*Work task:* Leaving out the pictures, write the following records exactly as they read.

---------- Provided records

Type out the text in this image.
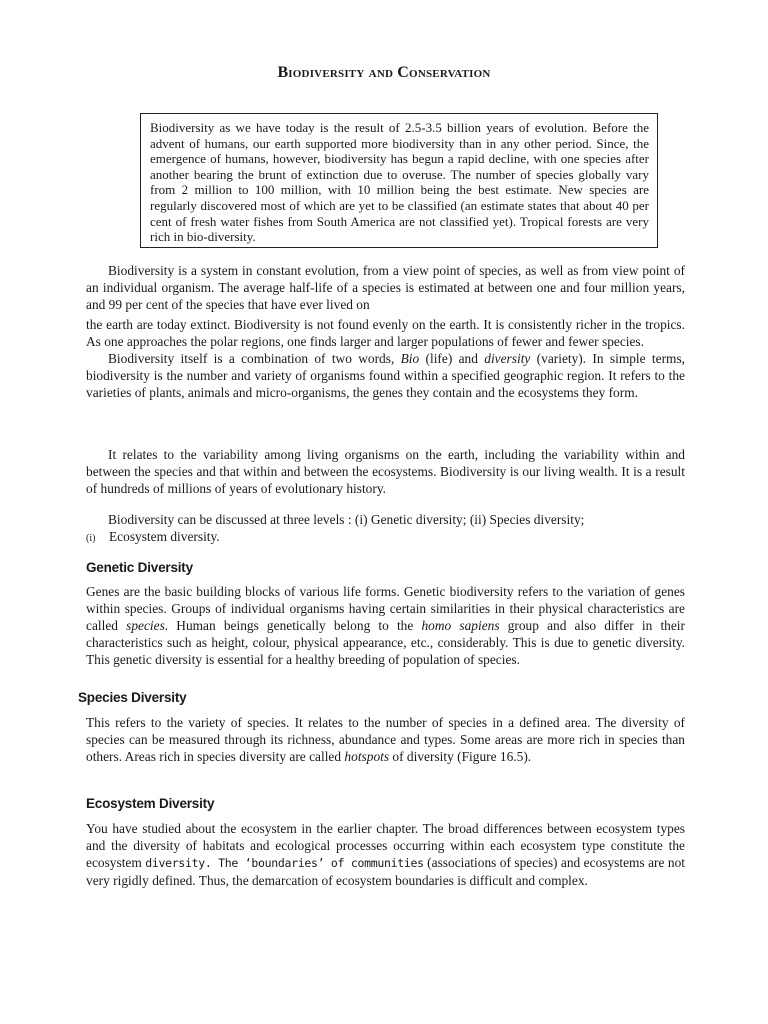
Biodiversity and Conservation
Biodiversity as we have today is the result of 2.5-3.5 billion years of evolution. Before the advent of humans, our earth supported more biodiversity than in any other period. Since, the emergence of humans, however, biodiversity has begun a rapid decline, with one species after another bearing the brunt of extinction due to overuse. The number of species globally vary from 2 million to 100 million, with 10 million being the best estimate. New species are regularly discovered most of which are yet to be classified (an estimate states that about 40 per cent of fresh water fishes from South America are not classified yet). Tropical forests are very rich in bio-diversity.

Biodiversity is a system in constant evolution, from a view point of species, as well as from view point of an individual organism. The average half-life of a species is estimated at between one and four million years, and 99 per cent of the species that have ever lived on

the earth are today extinct. Biodiversity is not found evenly on the earth. It is consistently richer in the tropics. As one approaches the polar regions, one finds larger and larger populations of fewer and fewer species.

Biodiversity itself is a combination of two words, Bio (life) and diversity (variety). In simple terms, biodiversity is the number and variety of organisms found within a specified geographic region. It refers to the varieties of plants, animals and micro-organisms, the genes they contain and the ecosystems they form.

It relates to the variability among living organisms on the earth, including the variability within and between the species and that within and between the ecosystems. Biodiversity is our living wealth. It is a result of hundreds of millions of years of evolutionary history.

Biodiversity can be discussed at three levels : (i) Genetic diversity; (ii) Species diversity;
(i)	Ecosystem diversity.
Genetic Diversity

Genes are the basic building blocks of various life forms. Genetic biodiversity refers to the variation of genes within species. Groups of individual organisms having certain similarities in their physical characteristics are called species. Human beings genetically belong to the homo sapiens group and also differ in their characteristics such as height, colour, physical appearance, etc., considerably. This is due to genetic diversity. This genetic diversity is essential for a healthy breeding of population of species.

Species Diversity

This refers to the variety of species. It relates to the number of species in a defined area. The diversity of species can be measured through its richness, abundance and types. Some areas are more rich in species than others. Areas rich in species diversity are called hotspots of diversity (Figure 16.5).

Ecosystem Diversity

You have studied about the ecosystem in the earlier chapter. The broad differences between ecosystem types and the diversity of habitats and ecological processes occurring within each ecosystem type constitute the ecosystem diversity. The ‘boundaries’ of communities (associations of species) and ecosystems are not very rigidly defined. Thus, the demarcation of ecosystem boundaries is difficult and complex.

--------------------

*Solution below:*
Type out the text in this image.
Biodiversity and Conservation
Biodiversity as we have today is the result of 2.5-3.5 billion years of evolution. Before the advent of humans, our earth supported more biodiversity than in any other period. Since, the emergence of humans, however, biodiversity has begun a rapid decline, with one species after another bearing the brunt of extinction due to overuse. The number of species globally vary from 2 million to 100 million, with 10 million being the best estimate. New species are regularly discovered most of which are yet to be classified (an estimate states that about 40 per cent of fresh water fishes from South America are not classified yet). Tropical forests are very rich in bio-diversity.

Biodiversity is a system in constant evolution, from a view point of species, as well as from view point of an individual organism. The average half-life of a species is estimated at between one and four million years, and 99 per cent of the species that have ever lived on

the earth are today extinct. Biodiversity is not found evenly on the earth. It is consistently richer in the tropics. As one approaches the polar regions, one finds larger and larger populations of fewer and fewer species.

Biodiversity itself is a combination of two words, Bio (life) and diversity (variety). In simple terms, biodiversity is the number and variety of organisms found within a specified geographic region. It refers to the varieties of plants, animals and micro-organisms, the genes they contain and the ecosystems they form.

It relates to the variability among living organisms on the earth, including the variability within and between the species and that within and between the ecosystems. Biodiversity is our living wealth. It is a result of hundreds of millions of years of evolutionary history.

Biodiversity can be discussed at three levels : (i) Genetic diversity; (ii) Species diversity;
(i)	Ecosystem diversity.
Genetic Diversity

Genes are the basic building blocks of various life forms. Genetic biodiversity refers to the variation of genes within species. Groups of individual organisms having certain similarities in their physical characteristics are called species. Human beings genetically belong to the homo sapiens group and also differ in their characteristics such as height, colour, physical appearance, etc., considerably. This is due to genetic diversity. This genetic diversity is essential for a healthy breeding of population of species.

Species Diversity

This refers to the variety of species. It relates to the number of species in a defined area. The diversity of species can be measured through its richness, abundance and types. Some areas are more rich in species than others. Areas rich in species diversity are called hotspots of diversity (Figure 16.5).

Ecosystem Diversity

You have studied about the ecosystem in the earlier chapter. The broad differences between ecosystem types and the diversity of habitats and ecological processes occurring within each ecosystem type constitute the ecosystem diversity. The ‘boundaries’ of communities (associations of species) and ecosystems are not very rigidly defined. Thus, the demarcation of ecosystem boundaries is difficult and complex.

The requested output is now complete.